◆ **DIRECTION**
Your task is to transcribe all the entries exactly, excluding pictures.

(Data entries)

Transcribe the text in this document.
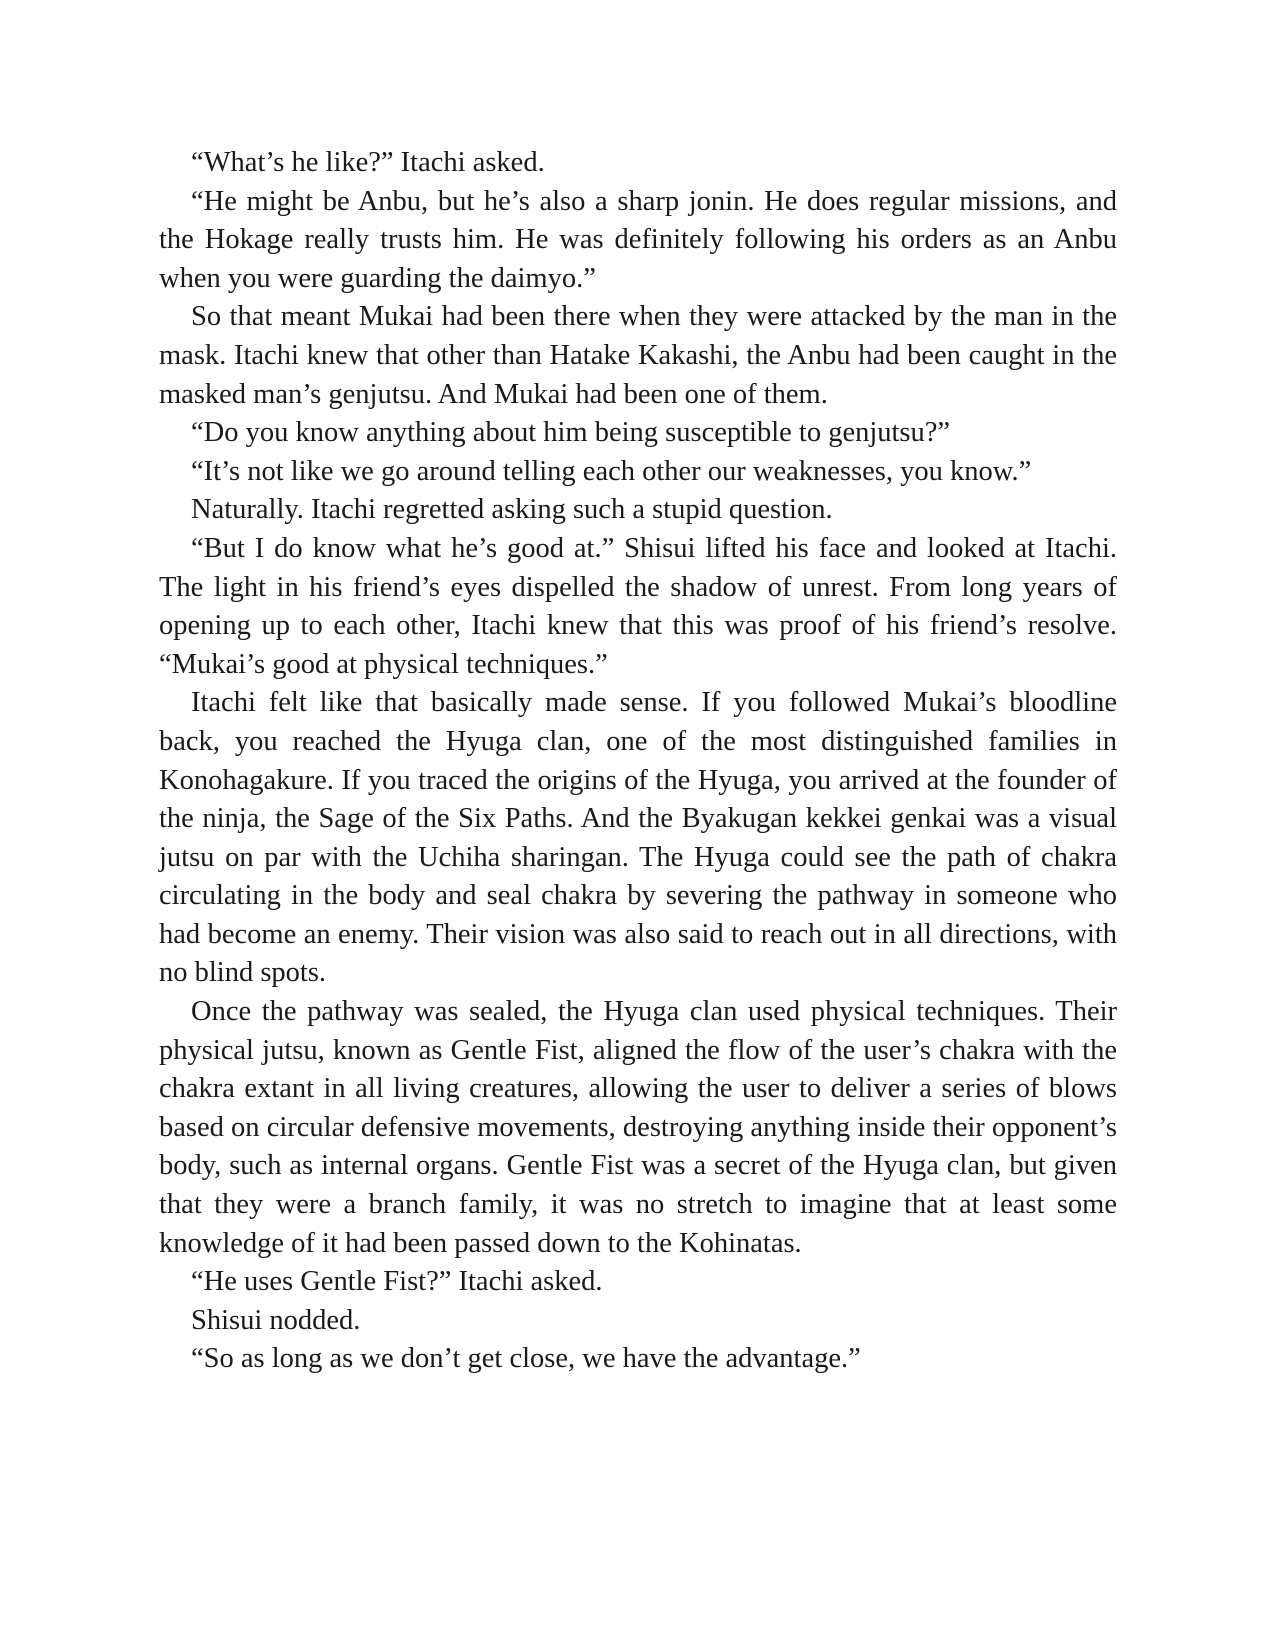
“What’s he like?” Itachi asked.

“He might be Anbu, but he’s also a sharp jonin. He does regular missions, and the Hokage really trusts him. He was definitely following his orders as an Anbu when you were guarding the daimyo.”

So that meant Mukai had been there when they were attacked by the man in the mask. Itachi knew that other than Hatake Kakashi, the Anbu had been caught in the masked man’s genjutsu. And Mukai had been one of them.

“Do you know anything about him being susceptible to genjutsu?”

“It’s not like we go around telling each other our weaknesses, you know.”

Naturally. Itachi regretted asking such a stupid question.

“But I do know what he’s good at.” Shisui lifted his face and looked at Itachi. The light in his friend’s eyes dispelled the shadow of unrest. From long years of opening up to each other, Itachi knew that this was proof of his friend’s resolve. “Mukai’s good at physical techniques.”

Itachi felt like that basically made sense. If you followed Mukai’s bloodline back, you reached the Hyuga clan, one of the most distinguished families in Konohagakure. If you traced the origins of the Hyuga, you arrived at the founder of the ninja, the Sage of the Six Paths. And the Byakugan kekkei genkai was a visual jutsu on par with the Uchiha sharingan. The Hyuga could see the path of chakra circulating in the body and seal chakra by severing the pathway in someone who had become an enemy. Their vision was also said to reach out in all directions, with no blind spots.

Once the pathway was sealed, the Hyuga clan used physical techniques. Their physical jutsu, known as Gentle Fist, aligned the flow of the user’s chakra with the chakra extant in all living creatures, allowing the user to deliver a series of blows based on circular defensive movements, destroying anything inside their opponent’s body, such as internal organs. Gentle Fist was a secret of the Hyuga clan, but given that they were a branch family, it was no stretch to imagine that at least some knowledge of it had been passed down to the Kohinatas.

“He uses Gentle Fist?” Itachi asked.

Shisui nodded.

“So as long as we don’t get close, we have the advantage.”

◆ **COMPLETED EXERCISE**
Transcribe the text in this document.
“What’s he like?” Itachi asked.

“He might be Anbu, but he’s also a sharp jonin. He does regular missions, and the Hokage really trusts him. He was definitely following his orders as an Anbu when you were guarding the daimyo.”

So that meant Mukai had been there when they were attacked by the man in the mask. Itachi knew that other than Hatake Kakashi, the Anbu had been caught in the masked man’s genjutsu. And Mukai had been one of them.

“Do you know anything about him being susceptible to genjutsu?”

“It’s not like we go around telling each other our weaknesses, you know.”

Naturally. Itachi regretted asking such a stupid question.

“But I do know what he’s good at.” Shisui lifted his face and looked at Itachi. The light in his friend’s eyes dispelled the shadow of unrest. From long years of opening up to each other, Itachi knew that this was proof of his friend’s resolve. “Mukai’s good at physical techniques.”

Itachi felt like that basically made sense. If you followed Mukai’s bloodline back, you reached the Hyuga clan, one of the most distinguished families in Konohagakure. If you traced the origins of the Hyuga, you arrived at the founder of the ninja, the Sage of the Six Paths. And the Byakugan kekkei genkai was a visual jutsu on par with the Uchiha sharingan. The Hyuga could see the path of chakra circulating in the body and seal chakra by severing the pathway in someone who had become an enemy. Their vision was also said to reach out in all directions, with no blind spots.

Once the pathway was sealed, the Hyuga clan used physical techniques. Their physical jutsu, known as Gentle Fist, aligned the flow of the user’s chakra with the chakra extant in all living creatures, allowing the user to deliver a series of blows based on circular defensive movements, destroying anything inside their opponent’s body, such as internal organs. Gentle Fist was a secret of the Hyuga clan, but given that they were a branch family, it was no stretch to imagine that at least some knowledge of it had been passed down to the Kohinatas.

“He uses Gentle Fist?” Itachi asked.

Shisui nodded.

“So as long as we don’t get close, we have the advantage.”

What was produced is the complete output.